| Exercise objective |
Pictures do not belong in the copy, so please give every entry below again exactly.

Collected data
--- start ---

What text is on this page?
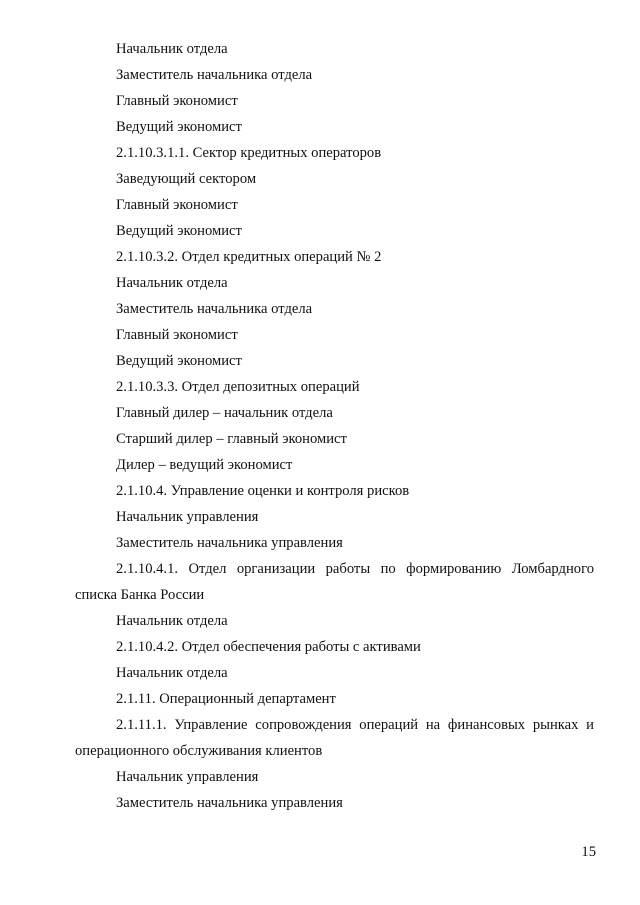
Начальник отдела
Заместитель начальника отдела
Главный экономист
Ведущий экономист
2.1.10.3.1.1. Сектор кредитных операторов
Заведующий сектором
Главный экономист
Ведущий экономист
2.1.10.3.2. Отдел кредитных операций № 2
Начальник отдела
Заместитель начальника отдела
Главный экономист
Ведущий экономист
2.1.10.3.3. Отдел депозитных операций
Главный дилер – начальник отдела
Старший дилер – главный экономист
Дилер – ведущий экономист
2.1.10.4. Управление оценки и контроля рисков
Начальник управления
Заместитель начальника управления
2.1.10.4.1. Отдел организации работы по формированию Ломбардного
списка Банка России
Начальник отдела
2.1.10.4.2. Отдел обеспечения работы с активами
Начальник отдела
2.1.11. Операционный департамент
2.1.11.1. Управление сопровождения операций на финансовых рынках и
операционного обслуживания клиентов
Начальник управления
Заместитель начальника управления
15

--- end ---

| Solution to the problem |
What text is on this page?
Начальник отдела
Заместитель начальника отдела
Главный экономист
Ведущий экономист
2.1.10.3.1.1. Сектор кредитных операторов
Заведующий сектором
Главный экономист
Ведущий экономист
2.1.10.3.2. Отдел кредитных операций № 2
Начальник отдела
Заместитель начальника отдела
Главный экономист
Ведущий экономист
2.1.10.3.3. Отдел депозитных операций
Главный дилер – начальник отдела
Старший дилер – главный экономист
Дилер – ведущий экономист
2.1.10.4. Управление оценки и контроля рисков
Начальник управления
Заместитель начальника управления
2.1.10.4.1. Отдел организации работы по формированию Ломбардного
списка Банка России
Начальник отдела
2.1.10.4.2. Отдел обеспечения работы с активами
Начальник отдела
2.1.11. Операционный департамент
2.1.11.1. Управление сопровождения операций на финансовых рынках и
операционного обслуживания клиентов
Начальник управления
Заместитель начальника управления
15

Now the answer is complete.